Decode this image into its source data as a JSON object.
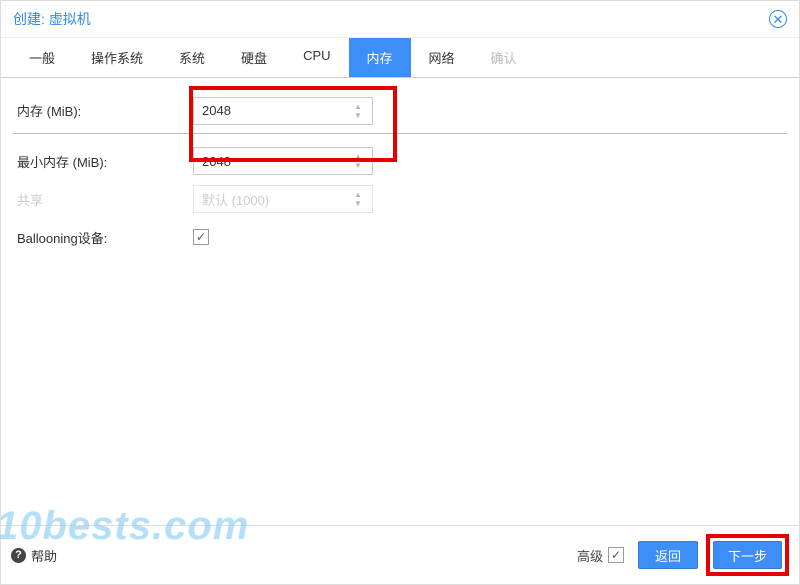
{
  "title": "创建: 虚拟机",
  "tabs": {
    "general": "一般",
    "os": "操作系统",
    "system": "系统",
    "disk": "硬盘",
    "cpu": "CPU",
    "memory": "内存",
    "network": "网络",
    "confirm": "确认"
  },
  "fields": {
    "memory_label": "内存 (MiB):",
    "memory_value": "2048",
    "min_memory_label": "最小内存 (MiB):",
    "min_memory_value": "2048",
    "shares_label": "共享",
    "shares_value": "默认 (1000)",
    "ballooning_label": "Ballooning设备:"
  },
  "footer": {
    "help": "帮助",
    "advanced": "高级",
    "back": "返回",
    "next": "下一步"
  },
  "watermark": "10bests.com"
}
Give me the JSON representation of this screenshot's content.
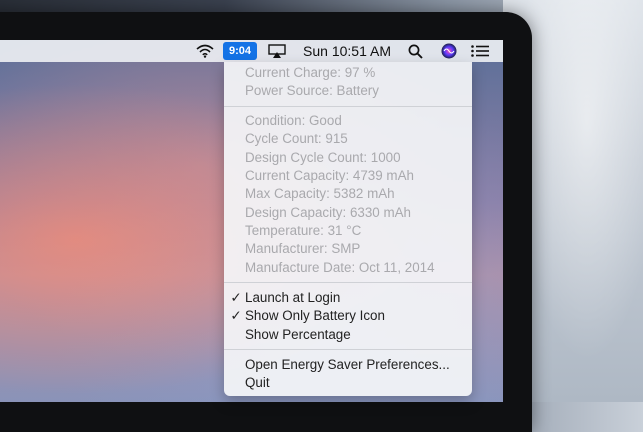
{
  "menubar": {
    "battery_label": "9:04",
    "clock": "Sun 10:51 AM",
    "icons": [
      "wifi-icon",
      "battery-icon",
      "airplay-icon",
      "search-icon",
      "siri-icon",
      "notification-center-icon"
    ]
  },
  "menu": {
    "info": [
      "Current Charge: 97 %",
      "Power Source: Battery"
    ],
    "details": [
      "Condition: Good",
      "Cycle Count: 915",
      "Design Cycle Count: 1000",
      "Current Capacity: 4739 mAh",
      "Max Capacity: 5382 mAh",
      "Design Capacity: 6330 mAh",
      "Temperature: 31 °C",
      "Manufacturer: SMP",
      "Manufacture Date: Oct 11, 2014"
    ],
    "options": [
      {
        "label": "Launch at Login",
        "check": "✓"
      },
      {
        "label": "Show Only Battery Icon",
        "check": "✓"
      },
      {
        "label": "Show Percentage",
        "check": ""
      }
    ],
    "actions": [
      "Open Energy Saver Preferences...",
      "Quit"
    ]
  },
  "colors": {
    "highlight": "#1473e6",
    "disabled_text": "#a9a9ad",
    "menu_bg": "#f4f5f8"
  }
}
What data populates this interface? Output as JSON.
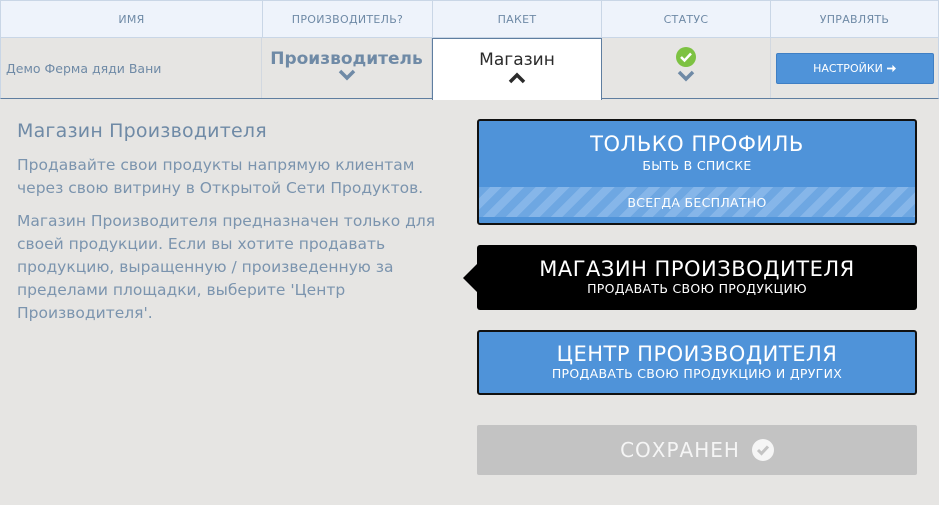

> Goal
Nothing but the pictures may be dropped; output the records above exactly.

> Response below
Decode this image into its source data as a JSON object.
{
  "title": "创建: 虚拟机",
  "tabs": {
    "general": "一般",
    "os": "操作系统",
    "system": "系统",
    "disk": "硬盘",
    "cpu": "CPU",
    "memory": "内存",
    "network": "网络",
    "confirm": "确认"
  },
  "fields": {
    "memory_label": "内存 (MiB):",
    "memory_value": "2048",
    "min_memory_label": "最小内存 (MiB):",
    "min_memory_value": "2048",
    "shares_label": "共享",
    "shares_value": "默认 (1000)",
    "ballooning_label": "Ballooning设备:"
  },
  "footer": {
    "help": "帮助",
    "advanced": "高级",
    "back": "返回",
    "next": "下一步"
  },
  "watermark": "10bests.com"
}
Give me the JSON representation of this screenshot's content.
{
  "menubar": {
    "battery_label": "9:04",
    "clock": "Sun 10:51 AM",
    "icons": [
      "wifi-icon",
      "battery-icon",
      "airplay-icon",
      "search-icon",
      "siri-icon",
      "notification-center-icon"
    ]
  },
  "menu": {
    "info": [
      "Current Charge: 97 %",
      "Power Source: Battery"
    ],
    "details": [
      "Condition: Good",
      "Cycle Count: 915",
      "Design Cycle Count: 1000",
      "Current Capacity: 4739 mAh",
      "Max Capacity: 5382 mAh",
      "Design Capacity: 6330 mAh",
      "Temperature: 31 °C",
      "Manufacturer: SMP",
      "Manufacture Date: Oct 11, 2014"
    ],
    "options": [
      {
        "label": "Launch at Login",
        "check": "✓"
      },
      {
        "label": "Show Only Battery Icon",
        "check": "✓"
      },
      {
        "label": "Show Percentage",
        "check": ""
      }
    ],
    "actions": [
      "Open Energy Saver Preferences...",
      "Quit"
    ]
  },
  "colors": {
    "highlight": "#1473e6",
    "disabled_text": "#a9a9ad",
    "menu_bg": "#f4f5f8"
  }
}
What data populates this interface? Output as JSON.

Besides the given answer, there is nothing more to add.